* Extract provided:
--- START ---
BONG HiTS 4 JESUS: The Symbolic Power of Student Speech Regulation

The phrase “BONG HiTS 4 JESUS” is no longer considered protected speech at public schools due to Morse v. Frederick (2007), a Supreme Court case which ruled that suspending a student for sporting a banner with this message was a constitutional act. [1] As a critical case in student speech regulations, the legal implications of Morse reach to First Amendment protections and how they may or may not be infringed upon by educational officials. As a notable restriction on student speech, the decision in this case contributed to extensive debates regarding the Court’s view on the extent to which officials can influence expression in educational environments. [2]

To understand Morse, it is first necessary to briefly trace the path of the student speech precedent that began in 1969. Tinker v. Des Moines Independent Community School District cemented the application of the First Amendment's right to the freedom of speech within schools, shielding students' voices from suppression as long as they were not “materially and substantially” disruptive of educational proceedings. [3] In the majority opinion, Justice Abe Fortas famously stated that “it can hardly be argued that either students or teachers shed their constitutional rights to freedom of speech or expression at the schoolhouse gate.” [4] This guarantee safeguarded students who advocated for change they believed in from the fear of unreasonable retribution by school officials. On a broader scale, it set the protectionist tone of the Court’s interpretation of constitutional freedoms in schools.
--- END ---
* Problem: For each of the following statements, decide whether it agrees with the passage on student speech regulation, and answer yes or no with the deciding words from the passage quoted exactly. (a) The Supreme Court in Morse v. Frederick found that suspending a student over the banner was constitutional. (b) The quoted line about constitutional rights at "the schoolhouse gate" comes from a dissenting opinion in Tinker. (c) Under Tinker, students' speech was shielded even if it materially and substantially disrupted educational proceedings.

[Extracted records]
--- START ---
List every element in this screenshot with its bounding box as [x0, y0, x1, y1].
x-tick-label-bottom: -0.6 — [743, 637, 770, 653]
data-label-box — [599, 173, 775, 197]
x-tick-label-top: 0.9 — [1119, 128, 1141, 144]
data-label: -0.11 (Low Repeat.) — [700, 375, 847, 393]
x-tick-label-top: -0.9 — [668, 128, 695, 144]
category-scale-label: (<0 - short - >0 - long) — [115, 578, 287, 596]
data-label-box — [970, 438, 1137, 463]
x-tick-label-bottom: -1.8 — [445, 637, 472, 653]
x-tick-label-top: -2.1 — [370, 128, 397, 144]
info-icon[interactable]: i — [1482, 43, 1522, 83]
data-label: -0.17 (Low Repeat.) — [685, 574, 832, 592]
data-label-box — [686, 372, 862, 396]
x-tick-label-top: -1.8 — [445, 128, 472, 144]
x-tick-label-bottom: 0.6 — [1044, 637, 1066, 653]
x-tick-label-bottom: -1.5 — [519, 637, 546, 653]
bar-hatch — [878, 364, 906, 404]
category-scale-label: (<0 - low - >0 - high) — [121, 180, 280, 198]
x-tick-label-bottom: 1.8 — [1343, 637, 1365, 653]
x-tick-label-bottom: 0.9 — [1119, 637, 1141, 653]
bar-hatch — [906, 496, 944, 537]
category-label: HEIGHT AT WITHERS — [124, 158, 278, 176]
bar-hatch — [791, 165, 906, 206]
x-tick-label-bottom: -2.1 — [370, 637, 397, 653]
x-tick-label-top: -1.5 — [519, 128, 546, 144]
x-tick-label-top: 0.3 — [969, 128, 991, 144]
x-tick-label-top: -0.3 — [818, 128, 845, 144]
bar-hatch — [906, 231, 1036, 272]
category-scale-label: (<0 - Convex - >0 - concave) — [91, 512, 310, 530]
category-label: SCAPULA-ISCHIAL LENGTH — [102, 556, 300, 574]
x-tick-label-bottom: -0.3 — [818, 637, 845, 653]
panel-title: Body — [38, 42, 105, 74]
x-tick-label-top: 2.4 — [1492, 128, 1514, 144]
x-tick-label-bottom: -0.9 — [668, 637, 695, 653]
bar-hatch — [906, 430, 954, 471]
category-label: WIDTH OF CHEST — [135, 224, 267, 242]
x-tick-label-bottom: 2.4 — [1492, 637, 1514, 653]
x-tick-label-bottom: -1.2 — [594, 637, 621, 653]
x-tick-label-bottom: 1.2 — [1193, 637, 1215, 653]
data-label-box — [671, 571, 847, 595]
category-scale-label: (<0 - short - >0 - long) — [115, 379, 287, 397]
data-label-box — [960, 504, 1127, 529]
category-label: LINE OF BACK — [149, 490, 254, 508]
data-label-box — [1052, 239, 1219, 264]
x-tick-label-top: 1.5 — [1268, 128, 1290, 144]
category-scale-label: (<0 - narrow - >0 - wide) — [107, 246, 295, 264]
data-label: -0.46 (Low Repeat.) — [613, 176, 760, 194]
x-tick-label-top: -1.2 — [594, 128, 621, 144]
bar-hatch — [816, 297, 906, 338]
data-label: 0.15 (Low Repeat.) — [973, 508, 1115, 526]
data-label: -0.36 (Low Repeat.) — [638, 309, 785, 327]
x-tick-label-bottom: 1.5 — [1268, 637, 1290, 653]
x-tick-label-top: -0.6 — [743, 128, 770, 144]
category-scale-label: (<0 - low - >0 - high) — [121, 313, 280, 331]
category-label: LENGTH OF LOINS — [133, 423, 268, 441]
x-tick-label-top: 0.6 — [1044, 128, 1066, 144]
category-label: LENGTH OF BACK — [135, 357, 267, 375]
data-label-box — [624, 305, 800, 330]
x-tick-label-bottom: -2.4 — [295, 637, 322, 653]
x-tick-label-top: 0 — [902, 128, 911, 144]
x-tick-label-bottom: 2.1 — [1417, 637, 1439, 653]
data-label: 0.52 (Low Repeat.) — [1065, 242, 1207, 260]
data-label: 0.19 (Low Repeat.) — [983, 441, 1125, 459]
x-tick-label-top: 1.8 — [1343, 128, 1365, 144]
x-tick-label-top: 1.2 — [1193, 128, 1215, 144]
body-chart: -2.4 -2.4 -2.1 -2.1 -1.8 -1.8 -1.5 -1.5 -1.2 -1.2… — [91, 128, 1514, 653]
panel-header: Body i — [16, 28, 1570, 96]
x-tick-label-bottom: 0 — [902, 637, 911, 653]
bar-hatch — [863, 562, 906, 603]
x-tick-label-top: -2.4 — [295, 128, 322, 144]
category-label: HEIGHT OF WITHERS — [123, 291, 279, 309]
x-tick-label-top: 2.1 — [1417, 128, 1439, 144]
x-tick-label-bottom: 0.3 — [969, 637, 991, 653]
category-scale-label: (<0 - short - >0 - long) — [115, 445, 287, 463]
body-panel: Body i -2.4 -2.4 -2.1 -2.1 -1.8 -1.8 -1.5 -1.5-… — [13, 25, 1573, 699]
--- END ---
* Response:
(a) Yes: "a Supreme Court case which ruled that suspending a student for sporting a banner with this message was a constitutional act"
(b) No: "In the majority opinion, Justice Abe Fortas famously stated that “it can hardly be argued that either students or teachers shed their constitutional rights to freedom of speech or expression at the schoolhouse gate.”"
(c) No: "shielding students' voices from suppression as long as they were not “materially and substantially” disruptive of educational proceedings"